§ **СТРАНИЦА**

══════════════════════════════

Пусть бы так делали постоянно: выходит на практику художник из училища и домик за домиком расписывает. Был бы виден результат, а художники могли бы получить денежку какую-то. Ведь если «отцы нации» хотят, чтобы народ был культурным, то надо работать. Куда, например, девают художников — выпускников вузов? Они уезжают за границу, там халтурят как скульпторы. Потому что здесь, в Беларуси, нет ни заработка, ни покупателей, ни арт-рынка. Это доказывает прошедшая осенью коммерческая выставка «Белгазпромбанка» «Осенний салон». Попытка есть, но арт-рынка нет. А мне начхать на арт-рынок, потому что я привык жить без всего. Жизнь и родители так научили меня, за что я им благодарен...

Я хочу сказать вот что: мы не успеваем стать на ноги. Органический процесс развития культуры пресекли в 1914—1917 годах. И мы до сих пор не очухались. Это если глобально ответить на ваш вопрос о высоком искусстве. И в Беларуси это чувствуется.

══════════════════════════════

(Данные)

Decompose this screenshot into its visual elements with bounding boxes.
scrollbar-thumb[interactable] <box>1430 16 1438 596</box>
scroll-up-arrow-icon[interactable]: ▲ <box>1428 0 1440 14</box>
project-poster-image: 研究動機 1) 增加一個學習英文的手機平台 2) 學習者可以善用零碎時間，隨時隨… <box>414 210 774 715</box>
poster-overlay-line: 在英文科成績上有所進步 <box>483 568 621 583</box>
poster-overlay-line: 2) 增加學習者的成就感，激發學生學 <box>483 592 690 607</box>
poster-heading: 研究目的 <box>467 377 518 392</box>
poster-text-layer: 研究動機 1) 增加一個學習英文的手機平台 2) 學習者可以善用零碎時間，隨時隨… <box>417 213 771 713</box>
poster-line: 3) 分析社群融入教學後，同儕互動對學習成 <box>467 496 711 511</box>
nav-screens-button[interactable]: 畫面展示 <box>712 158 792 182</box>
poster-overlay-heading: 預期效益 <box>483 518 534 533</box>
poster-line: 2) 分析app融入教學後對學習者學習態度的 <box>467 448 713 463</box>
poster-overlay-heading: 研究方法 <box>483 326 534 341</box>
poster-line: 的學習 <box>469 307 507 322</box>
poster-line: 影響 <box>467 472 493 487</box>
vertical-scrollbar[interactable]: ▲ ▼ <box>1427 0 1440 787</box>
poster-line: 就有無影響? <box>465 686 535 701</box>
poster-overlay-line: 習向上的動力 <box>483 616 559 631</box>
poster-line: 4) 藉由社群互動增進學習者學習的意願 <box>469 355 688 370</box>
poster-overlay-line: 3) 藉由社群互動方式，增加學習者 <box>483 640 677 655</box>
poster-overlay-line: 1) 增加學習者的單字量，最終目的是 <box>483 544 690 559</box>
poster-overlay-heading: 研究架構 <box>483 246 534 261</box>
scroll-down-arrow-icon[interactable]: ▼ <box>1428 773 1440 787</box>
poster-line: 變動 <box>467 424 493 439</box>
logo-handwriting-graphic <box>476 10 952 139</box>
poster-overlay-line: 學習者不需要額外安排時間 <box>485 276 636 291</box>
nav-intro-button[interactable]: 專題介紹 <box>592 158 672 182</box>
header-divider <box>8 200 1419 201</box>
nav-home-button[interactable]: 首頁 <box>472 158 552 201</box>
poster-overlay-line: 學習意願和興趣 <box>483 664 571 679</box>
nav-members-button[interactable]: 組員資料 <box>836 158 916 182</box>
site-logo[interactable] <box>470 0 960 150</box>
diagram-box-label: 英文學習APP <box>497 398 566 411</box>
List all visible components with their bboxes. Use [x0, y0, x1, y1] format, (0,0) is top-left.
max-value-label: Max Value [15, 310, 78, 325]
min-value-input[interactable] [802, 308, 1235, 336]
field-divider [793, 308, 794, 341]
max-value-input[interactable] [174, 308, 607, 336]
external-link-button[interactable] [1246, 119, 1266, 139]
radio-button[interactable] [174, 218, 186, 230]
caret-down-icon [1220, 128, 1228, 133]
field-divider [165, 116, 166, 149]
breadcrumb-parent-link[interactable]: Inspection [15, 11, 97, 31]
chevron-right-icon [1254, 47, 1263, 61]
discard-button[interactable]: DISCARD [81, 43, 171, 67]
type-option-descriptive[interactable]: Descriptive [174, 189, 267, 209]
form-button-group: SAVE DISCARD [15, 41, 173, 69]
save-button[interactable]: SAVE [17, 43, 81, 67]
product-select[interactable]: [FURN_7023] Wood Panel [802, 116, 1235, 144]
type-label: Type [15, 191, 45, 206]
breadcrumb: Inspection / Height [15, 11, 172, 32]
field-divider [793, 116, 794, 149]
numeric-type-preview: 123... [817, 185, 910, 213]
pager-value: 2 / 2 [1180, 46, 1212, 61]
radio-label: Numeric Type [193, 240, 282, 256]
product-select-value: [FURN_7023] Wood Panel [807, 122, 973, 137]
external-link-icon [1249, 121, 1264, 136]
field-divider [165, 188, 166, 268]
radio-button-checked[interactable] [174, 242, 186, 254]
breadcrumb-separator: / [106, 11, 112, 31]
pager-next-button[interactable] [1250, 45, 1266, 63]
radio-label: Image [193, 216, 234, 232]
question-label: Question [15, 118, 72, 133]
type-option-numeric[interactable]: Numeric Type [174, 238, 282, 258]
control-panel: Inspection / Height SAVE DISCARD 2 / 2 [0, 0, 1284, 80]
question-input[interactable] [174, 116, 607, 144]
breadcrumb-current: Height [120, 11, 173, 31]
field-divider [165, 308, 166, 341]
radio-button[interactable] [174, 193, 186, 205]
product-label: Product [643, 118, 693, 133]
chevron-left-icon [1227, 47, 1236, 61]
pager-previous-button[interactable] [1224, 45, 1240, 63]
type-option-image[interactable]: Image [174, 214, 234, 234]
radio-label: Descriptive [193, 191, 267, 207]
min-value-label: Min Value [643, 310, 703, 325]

══════════════════════════════

§ **ЗАДАНИЕ**
Выпишите из текста об искусстве в Беларуси без изменений всё, от слов «Я хочу сказать» до слов «Беларуси это чувствуется.». Приведённые данные здесь не используются.

§ **ОТВЕТ**
Я хочу сказать вот что: мы не успеваем стать на ноги. Органический процесс развития культуры пресекли в 1914—1917 годах. И мы до сих пор не очухались. Это если глобально ответить на ваш вопрос о высоком искусстве. И в Беларуси это чувствуется.